• DATA FOR THIS EXERCISE:
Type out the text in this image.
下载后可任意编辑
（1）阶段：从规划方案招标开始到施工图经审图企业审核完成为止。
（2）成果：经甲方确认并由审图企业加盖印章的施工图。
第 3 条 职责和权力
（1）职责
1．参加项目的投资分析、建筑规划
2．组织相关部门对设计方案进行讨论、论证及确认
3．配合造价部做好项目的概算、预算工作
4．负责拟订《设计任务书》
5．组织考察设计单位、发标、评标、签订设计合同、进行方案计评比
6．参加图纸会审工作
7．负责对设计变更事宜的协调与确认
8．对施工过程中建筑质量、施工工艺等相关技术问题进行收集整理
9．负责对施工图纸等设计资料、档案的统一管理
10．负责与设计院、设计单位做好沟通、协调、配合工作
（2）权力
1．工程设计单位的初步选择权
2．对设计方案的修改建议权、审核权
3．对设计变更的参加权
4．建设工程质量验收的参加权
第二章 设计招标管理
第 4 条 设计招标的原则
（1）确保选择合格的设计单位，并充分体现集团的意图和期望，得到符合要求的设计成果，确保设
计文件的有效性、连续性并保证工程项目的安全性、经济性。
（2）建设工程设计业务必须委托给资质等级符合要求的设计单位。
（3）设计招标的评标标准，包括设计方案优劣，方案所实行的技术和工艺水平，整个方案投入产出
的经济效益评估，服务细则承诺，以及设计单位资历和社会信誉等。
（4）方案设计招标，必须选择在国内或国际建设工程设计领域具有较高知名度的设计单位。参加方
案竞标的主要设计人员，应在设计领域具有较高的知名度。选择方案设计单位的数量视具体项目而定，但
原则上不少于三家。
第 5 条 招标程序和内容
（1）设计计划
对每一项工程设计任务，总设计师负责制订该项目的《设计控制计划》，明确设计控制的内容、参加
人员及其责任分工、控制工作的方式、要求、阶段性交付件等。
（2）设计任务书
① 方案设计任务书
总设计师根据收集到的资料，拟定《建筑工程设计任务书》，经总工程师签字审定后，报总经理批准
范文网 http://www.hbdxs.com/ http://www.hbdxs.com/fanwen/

• SET EXERCISE:
From the records above, please extract every line and repeat it exactly.

• RESPONSE TO THE TASK:
Type out the text in this image.
下载后可任意编辑
（1）阶段：从规划方案招标开始到施工图经审图企业审核完成为止。
（2）成果：经甲方确认并由审图企业加盖印章的施工图。
第 3 条 职责和权力
（1）职责
1．参加项目的投资分析、建筑规划
2．组织相关部门对设计方案进行讨论、论证及确认
3．配合造价部做好项目的概算、预算工作
4．负责拟订《设计任务书》
5．组织考察设计单位、发标、评标、签订设计合同、进行方案计评比
6．参加图纸会审工作
7．负责对设计变更事宜的协调与确认
8．对施工过程中建筑质量、施工工艺等相关技术问题进行收集整理
9．负责对施工图纸等设计资料、档案的统一管理
10．负责与设计院、设计单位做好沟通、协调、配合工作
（2）权力
1．工程设计单位的初步选择权
2．对设计方案的修改建议权、审核权
3．对设计变更的参加权
4．建设工程质量验收的参加权
第二章 设计招标管理
第 4 条 设计招标的原则
（1）确保选择合格的设计单位，并充分体现集团的意图和期望，得到符合要求的设计成果，确保设
计文件的有效性、连续性并保证工程项目的安全性、经济性。
（2）建设工程设计业务必须委托给资质等级符合要求的设计单位。
（3）设计招标的评标标准，包括设计方案优劣，方案所实行的技术和工艺水平，整个方案投入产出
的经济效益评估，服务细则承诺，以及设计单位资历和社会信誉等。
（4）方案设计招标，必须选择在国内或国际建设工程设计领域具有较高知名度的设计单位。参加方
案竞标的主要设计人员，应在设计领域具有较高的知名度。选择方案设计单位的数量视具体项目而定，但
原则上不少于三家。
第 5 条 招标程序和内容
（1）设计计划
对每一项工程设计任务，总设计师负责制订该项目的《设计控制计划》，明确设计控制的内容、参加
人员及其责任分工、控制工作的方式、要求、阶段性交付件等。
（2）设计任务书
① 方案设计任务书
总设计师根据收集到的资料，拟定《建筑工程设计任务书》，经总工程师签字审定后，报总经理批准
范文网 http://www.hbdxs.com/ http://www.hbdxs.com/fanwen/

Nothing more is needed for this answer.